* **Exercise requirements**:
Give back a single number, the count of lines containing the word "this".

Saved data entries
[start]

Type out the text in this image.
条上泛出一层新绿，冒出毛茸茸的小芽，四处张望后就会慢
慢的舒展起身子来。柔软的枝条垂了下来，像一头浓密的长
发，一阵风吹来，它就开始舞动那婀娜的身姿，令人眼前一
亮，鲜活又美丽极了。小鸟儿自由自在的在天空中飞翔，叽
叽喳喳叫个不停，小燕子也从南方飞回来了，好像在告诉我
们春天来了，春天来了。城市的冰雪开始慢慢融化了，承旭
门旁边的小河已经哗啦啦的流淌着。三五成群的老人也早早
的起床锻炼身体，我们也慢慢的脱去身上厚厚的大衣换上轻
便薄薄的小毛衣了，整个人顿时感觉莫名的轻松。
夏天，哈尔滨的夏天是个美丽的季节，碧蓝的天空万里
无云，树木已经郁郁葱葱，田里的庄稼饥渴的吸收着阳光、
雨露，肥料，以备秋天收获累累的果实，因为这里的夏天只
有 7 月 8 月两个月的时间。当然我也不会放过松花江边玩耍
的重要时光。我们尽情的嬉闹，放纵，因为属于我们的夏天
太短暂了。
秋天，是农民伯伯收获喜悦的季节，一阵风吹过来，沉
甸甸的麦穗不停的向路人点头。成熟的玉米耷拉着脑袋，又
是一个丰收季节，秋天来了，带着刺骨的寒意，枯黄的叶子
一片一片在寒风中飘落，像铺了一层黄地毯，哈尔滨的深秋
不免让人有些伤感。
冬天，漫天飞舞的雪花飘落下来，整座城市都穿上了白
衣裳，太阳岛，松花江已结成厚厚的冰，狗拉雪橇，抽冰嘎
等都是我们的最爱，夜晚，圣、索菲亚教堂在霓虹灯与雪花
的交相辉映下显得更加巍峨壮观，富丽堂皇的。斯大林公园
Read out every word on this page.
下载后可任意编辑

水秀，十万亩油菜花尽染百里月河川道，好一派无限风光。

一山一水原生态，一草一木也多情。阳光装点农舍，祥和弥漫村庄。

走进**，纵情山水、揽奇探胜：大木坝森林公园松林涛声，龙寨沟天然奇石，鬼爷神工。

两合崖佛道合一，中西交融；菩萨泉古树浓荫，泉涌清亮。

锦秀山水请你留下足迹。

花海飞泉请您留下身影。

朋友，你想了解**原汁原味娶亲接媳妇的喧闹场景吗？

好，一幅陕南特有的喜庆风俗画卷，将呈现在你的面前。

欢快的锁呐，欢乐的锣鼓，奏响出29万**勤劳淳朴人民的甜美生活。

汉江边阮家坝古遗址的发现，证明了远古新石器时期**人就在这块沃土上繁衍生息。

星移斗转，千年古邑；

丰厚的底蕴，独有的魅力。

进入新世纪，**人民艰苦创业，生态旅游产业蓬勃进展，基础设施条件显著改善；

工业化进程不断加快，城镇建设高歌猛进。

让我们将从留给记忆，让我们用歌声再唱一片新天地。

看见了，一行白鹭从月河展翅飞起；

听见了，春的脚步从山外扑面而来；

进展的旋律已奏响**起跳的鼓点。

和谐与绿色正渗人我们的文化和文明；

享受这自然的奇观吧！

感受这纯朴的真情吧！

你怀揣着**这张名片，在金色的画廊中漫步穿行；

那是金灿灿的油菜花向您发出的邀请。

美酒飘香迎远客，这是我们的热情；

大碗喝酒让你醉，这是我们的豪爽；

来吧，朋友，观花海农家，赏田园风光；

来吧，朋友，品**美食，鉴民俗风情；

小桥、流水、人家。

[end]

* **Expected answer**:
2